# Record extracts

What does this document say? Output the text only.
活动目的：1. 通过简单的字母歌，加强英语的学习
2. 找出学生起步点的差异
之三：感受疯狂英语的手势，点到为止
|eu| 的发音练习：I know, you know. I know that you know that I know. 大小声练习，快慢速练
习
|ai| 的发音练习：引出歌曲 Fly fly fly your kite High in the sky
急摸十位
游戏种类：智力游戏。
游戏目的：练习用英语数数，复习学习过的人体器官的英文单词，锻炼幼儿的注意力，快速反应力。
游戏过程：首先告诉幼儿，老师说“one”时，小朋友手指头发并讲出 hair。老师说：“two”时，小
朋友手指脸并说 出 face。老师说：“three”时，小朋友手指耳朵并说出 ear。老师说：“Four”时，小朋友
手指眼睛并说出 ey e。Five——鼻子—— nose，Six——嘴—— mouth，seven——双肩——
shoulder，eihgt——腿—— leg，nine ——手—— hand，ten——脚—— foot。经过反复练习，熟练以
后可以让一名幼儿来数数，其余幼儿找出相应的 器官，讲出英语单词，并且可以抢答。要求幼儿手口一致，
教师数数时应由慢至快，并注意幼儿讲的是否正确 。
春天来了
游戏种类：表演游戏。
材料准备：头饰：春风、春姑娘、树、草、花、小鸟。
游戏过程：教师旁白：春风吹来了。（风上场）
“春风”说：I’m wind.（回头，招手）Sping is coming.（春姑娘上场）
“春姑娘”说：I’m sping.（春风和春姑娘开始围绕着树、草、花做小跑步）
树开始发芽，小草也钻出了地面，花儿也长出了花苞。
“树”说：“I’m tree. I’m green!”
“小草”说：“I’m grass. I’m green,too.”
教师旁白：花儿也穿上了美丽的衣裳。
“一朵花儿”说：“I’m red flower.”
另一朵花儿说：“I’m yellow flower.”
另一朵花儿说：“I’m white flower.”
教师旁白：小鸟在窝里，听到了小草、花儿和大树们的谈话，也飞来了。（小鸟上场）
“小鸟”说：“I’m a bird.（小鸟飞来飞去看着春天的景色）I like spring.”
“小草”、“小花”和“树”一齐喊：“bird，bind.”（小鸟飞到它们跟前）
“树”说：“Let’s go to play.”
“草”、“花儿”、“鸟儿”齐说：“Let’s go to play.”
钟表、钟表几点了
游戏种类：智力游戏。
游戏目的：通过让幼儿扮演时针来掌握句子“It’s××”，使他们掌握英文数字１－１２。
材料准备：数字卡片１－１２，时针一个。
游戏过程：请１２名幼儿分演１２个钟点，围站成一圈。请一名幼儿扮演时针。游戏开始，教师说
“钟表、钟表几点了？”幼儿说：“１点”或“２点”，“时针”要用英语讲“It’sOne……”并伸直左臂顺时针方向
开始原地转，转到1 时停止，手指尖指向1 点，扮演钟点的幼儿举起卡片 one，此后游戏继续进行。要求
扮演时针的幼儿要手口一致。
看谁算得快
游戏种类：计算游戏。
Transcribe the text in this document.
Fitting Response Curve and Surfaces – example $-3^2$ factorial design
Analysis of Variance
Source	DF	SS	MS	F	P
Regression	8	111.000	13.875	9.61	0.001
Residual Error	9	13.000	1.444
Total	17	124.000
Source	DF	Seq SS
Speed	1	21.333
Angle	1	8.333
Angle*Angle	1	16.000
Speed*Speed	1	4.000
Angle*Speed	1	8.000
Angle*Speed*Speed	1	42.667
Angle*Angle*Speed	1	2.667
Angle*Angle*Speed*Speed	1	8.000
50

# Given instruction
Repeat the data precisely, reproducing every entry.

# Response below
What does this document say? Output the text only.
活动目的：1. 通过简单的字母歌，加强英语的学习
2. 找出学生起步点的差异
之三：感受疯狂英语的手势，点到为止
|eu| 的发音练习：I know, you know. I know that you know that I know. 大小声练习，快慢速练
习
|ai| 的发音练习：引出歌曲 Fly fly fly your kite High in the sky
急摸十位
游戏种类：智力游戏。
游戏目的：练习用英语数数，复习学习过的人体器官的英文单词，锻炼幼儿的注意力，快速反应力。
游戏过程：首先告诉幼儿，老师说“one”时，小朋友手指头发并讲出 hair。老师说：“two”时，小
朋友手指脸并说 出 face。老师说：“three”时，小朋友手指耳朵并说出 ear。老师说：“Four”时，小朋友
手指眼睛并说出 ey e。Five——鼻子—— nose，Six——嘴—— mouth，seven——双肩——
shoulder，eihgt——腿—— leg，nine ——手—— hand，ten——脚—— foot。经过反复练习，熟练以
后可以让一名幼儿来数数，其余幼儿找出相应的 器官，讲出英语单词，并且可以抢答。要求幼儿手口一致，
教师数数时应由慢至快，并注意幼儿讲的是否正确 。
春天来了
游戏种类：表演游戏。
材料准备：头饰：春风、春姑娘、树、草、花、小鸟。
游戏过程：教师旁白：春风吹来了。（风上场）
“春风”说：I’m wind.（回头，招手）Sping is coming.（春姑娘上场）
“春姑娘”说：I’m sping.（春风和春姑娘开始围绕着树、草、花做小跑步）
树开始发芽，小草也钻出了地面，花儿也长出了花苞。
“树”说：“I’m tree. I’m green!”
“小草”说：“I’m grass. I’m green,too.”
教师旁白：花儿也穿上了美丽的衣裳。
“一朵花儿”说：“I’m red flower.”
另一朵花儿说：“I’m yellow flower.”
另一朵花儿说：“I’m white flower.”
教师旁白：小鸟在窝里，听到了小草、花儿和大树们的谈话，也飞来了。（小鸟上场）
“小鸟”说：“I’m a bird.（小鸟飞来飞去看着春天的景色）I like spring.”
“小草”、“小花”和“树”一齐喊：“bird，bind.”（小鸟飞到它们跟前）
“树”说：“Let’s go to play.”
“草”、“花儿”、“鸟儿”齐说：“Let’s go to play.”
钟表、钟表几点了
游戏种类：智力游戏。
游戏目的：通过让幼儿扮演时针来掌握句子“It’s××”，使他们掌握英文数字１－１２。
材料准备：数字卡片１－１２，时针一个。
游戏过程：请１２名幼儿分演１２个钟点，围站成一圈。请一名幼儿扮演时针。游戏开始，教师说
“钟表、钟表几点了？”幼儿说：“１点”或“２点”，“时针”要用英语讲“It’sOne……”并伸直左臂顺时针方向
开始原地转，转到1 时停止，手指尖指向1 点，扮演钟点的幼儿举起卡片 one，此后游戏继续进行。要求
扮演时针的幼儿要手口一致。
看谁算得快
游戏种类：计算游戏。
Transcribe the text in this document.
Fitting Response Curve and Surfaces – example $-3^2$ factorial design
Analysis of Variance
Source	DF	SS	MS	F	P
Regression	8	111.000	13.875	9.61	0.001
Residual Error	9	13.000	1.444
Total	17	124.000
Source	DF	Seq SS
Speed	1	21.333
Angle	1	8.333
Angle*Angle	1	16.000
Speed*Speed	1	4.000
Angle*Speed	1	8.000
Angle*Speed*Speed	1	42.667
Angle*Angle*Speed	1	2.667
Angle*Angle*Speed*Speed	1	8.000
50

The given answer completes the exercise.